■ Written exercise 1
Reproduce the passage of the HTCondor upgrade notes below between "While upgrading from" and "or later versions.", inclusive.
■ Written exercise 2
Render this sentence from the HTCondor upgrade notes below in Spanish: "Without administrative intervention, queued DAGMan jobs will restart from the beginning of the DAG after the upgrade."

■ Document segment
------------------------------------

This is an outdated version of the HTCondor Manual. You can find current documentation at http://htcondor.org/manual.

Next: 10.3 Stable Release Series Up: 10. Version History and Previous: 10.1 Introduction to HTCondor Contents Index

10.2 Upgrading from the 7.8 series to the 8.0 series of HTCondor

While upgrading from the 7.8 series of HTCondor to the 8.0 series will bring many new features and improvements introduced in the 7.9 series of HTCondor, it will also introduce changes that administrators of sites running from an older HTCondor version should be aware of when planning an upgrade. Here is a list of items that administrators should be aware of.

There is an issue with DAGMan jobs upon upgrade from HTCondor version 7.8.x or an earlier version to version 8.0.0. Without administrative intervention, queued DAGMan jobs will restart from the beginning of the DAG after the upgrade. There will be no issue if the upgrade is from HTCondor version 7.8.x or an earlier version to HTCondor version 8.0.1 or later versions.

------------------------------------

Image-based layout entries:
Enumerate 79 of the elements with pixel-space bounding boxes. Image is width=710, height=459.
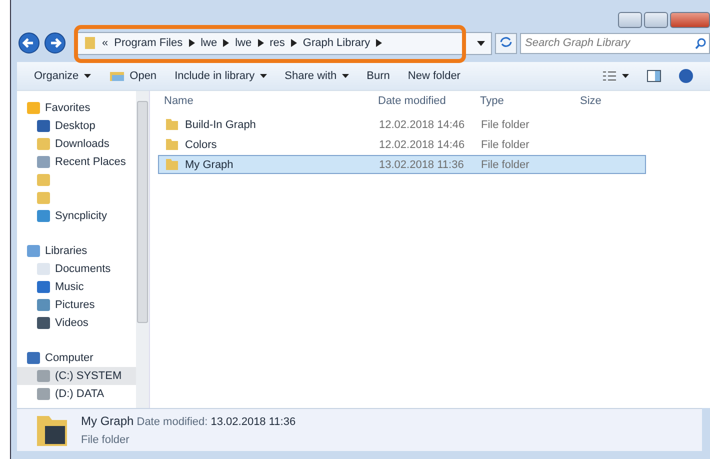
toolbar-button[interactable]: Open: [102, 68, 164, 84]
file-row[interactable]: My Graph 13.02.2018 11:36 File folder: [158, 155, 646, 174]
sidebar-item[interactable]: (D:) DATA: [17, 385, 136, 403]
folder-icon: [165, 118, 179, 131]
caret-right-icon: [290, 39, 297, 47]
column-header[interactable]: Type: [480, 95, 580, 107]
sidebar-item[interactable]: Documents: [17, 260, 136, 278]
group-icon: [27, 245, 40, 257]
item-icon: [37, 388, 50, 400]
item-icon: [37, 281, 50, 293]
search-icon: [695, 38, 706, 48]
item-icon: [37, 370, 50, 382]
group-icon: [27, 102, 40, 114]
toolbar-button[interactable]: Include in library: [168, 68, 274, 84]
caret-right-icon: [258, 39, 264, 47]
back-button[interactable]: [17, 32, 40, 54]
caret-right-icon: [376, 39, 382, 47]
date-label: Date modified:: [136, 416, 208, 428]
overflow-chevron[interactable]: «: [102, 37, 108, 49]
address-bar[interactable]: « Program Files lwe lwe res Graph Library: [77, 32, 492, 54]
pane-icon: [647, 70, 661, 82]
help-icon: [679, 69, 693, 83]
sidebar-group[interactable]: Favorites: [17, 99, 136, 117]
toolbar-button[interactable]: Share with: [278, 68, 356, 84]
folder-icon: [108, 70, 125, 82]
sidebar-item[interactable]: Recent Places: [17, 153, 136, 171]
caret-down-icon: [84, 74, 91, 78]
toolbar-button[interactable]: Burn: [360, 68, 397, 84]
folder-icon: [84, 36, 96, 50]
folder-icon: [165, 158, 179, 171]
item-icon: [37, 317, 50, 329]
caret-right-icon: [223, 39, 230, 47]
breadcrumb[interactable]: Program Files: [114, 37, 183, 49]
item-icon: [37, 192, 50, 204]
breadcrumb[interactable]: Graph Library: [302, 37, 370, 49]
close-button[interactable]: [670, 12, 710, 28]
refresh-icon: [499, 36, 513, 48]
group-icon: [27, 352, 40, 364]
sidebar-item[interactable]: Videos: [17, 314, 136, 332]
item-icon: [37, 138, 50, 150]
date-value: 13.02.2018 11:36: [210, 416, 296, 428]
column-header[interactable]: Name: [158, 95, 378, 107]
sidebar-item[interactable]: Music: [17, 278, 136, 296]
breadcrumb[interactable]: lwe: [200, 37, 218, 49]
file-row[interactable]: Colors 12.02.2018 14:46 File folder: [158, 135, 646, 154]
caret-down-icon: [342, 74, 349, 78]
sidebar-group[interactable]: Computer: [17, 349, 136, 367]
search-field[interactable]: Search Graph Library: [520, 32, 710, 54]
item-icon: [37, 174, 50, 186]
sidebar-item[interactable]: Desktop: [17, 117, 136, 135]
breadcrumb[interactable]: res: [270, 37, 285, 49]
scrollbar[interactable]: [136, 91, 149, 408]
selected-name: My Graph: [81, 414, 134, 428]
item-icon: [37, 120, 50, 132]
column-header[interactable]: Date modified: [378, 95, 480, 107]
item-icon: [37, 299, 50, 311]
forward-button[interactable]: [43, 32, 66, 54]
toolbar-button[interactable]: New folder: [400, 68, 468, 84]
item-icon: [37, 156, 50, 168]
caret-down-icon: [477, 40, 485, 46]
refresh-button[interactable]: [495, 32, 517, 54]
sidebar-item[interactable]: (C:) SYSTEM: [17, 367, 136, 385]
caret-down-icon: [260, 74, 267, 78]
sidebar-item[interactable]: Pictures: [17, 296, 136, 314]
sidebar-item[interactable]: Downloads: [17, 135, 136, 153]
caret-right-icon: [188, 39, 195, 47]
column-header[interactable]: Size: [580, 95, 640, 107]
sidebar-group[interactable]: Libraries: [17, 242, 136, 260]
toolbar-button[interactable]: Organize: [27, 68, 98, 84]
minimize-button[interactable]: [618, 12, 642, 28]
sidebar-item[interactable]: Syncplicity: [17, 207, 136, 225]
item-icon: [37, 210, 50, 222]
maximize-button[interactable]: [644, 12, 668, 28]
item-icon: [37, 263, 50, 275]
view-list-icon: [603, 71, 629, 81]
folder-icon: [165, 138, 179, 151]
breadcrumb[interactable]: lwe: [235, 37, 252, 49]
file-row[interactable]: Build-In Graph 12.02.2018 14:46 File folder: [158, 115, 646, 134]
item-type: File folder: [81, 434, 130, 446]
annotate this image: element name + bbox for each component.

------------------------------------

■ Solution 1
While upgrading from the 7.8 series of HTCondor to the 8.0 series will bring many new features and improvements introduced in the 7.9 series of HTCondor, it will also introduce changes that administrators of sites running from an older HTCondor version should be aware of when planning an upgrade. Here is a list of items that administrators should be aware of.

There is an issue with DAGMan jobs upon upgrade from HTCondor version 7.8.x or an earlier version to version 8.0.0. Without administrative intervention, queued DAGMan jobs will restart from the beginning of the DAG after the upgrade. There will be no issue if the upgrade is from HTCondor version 7.8.x or an earlier version to HTCondor version 8.0.1 or later versions.

■ Solution 2
Sin intervención administrativa, los trabajos de DAGMan en cola se reiniciarán desde el principio del DAG después de la actualización.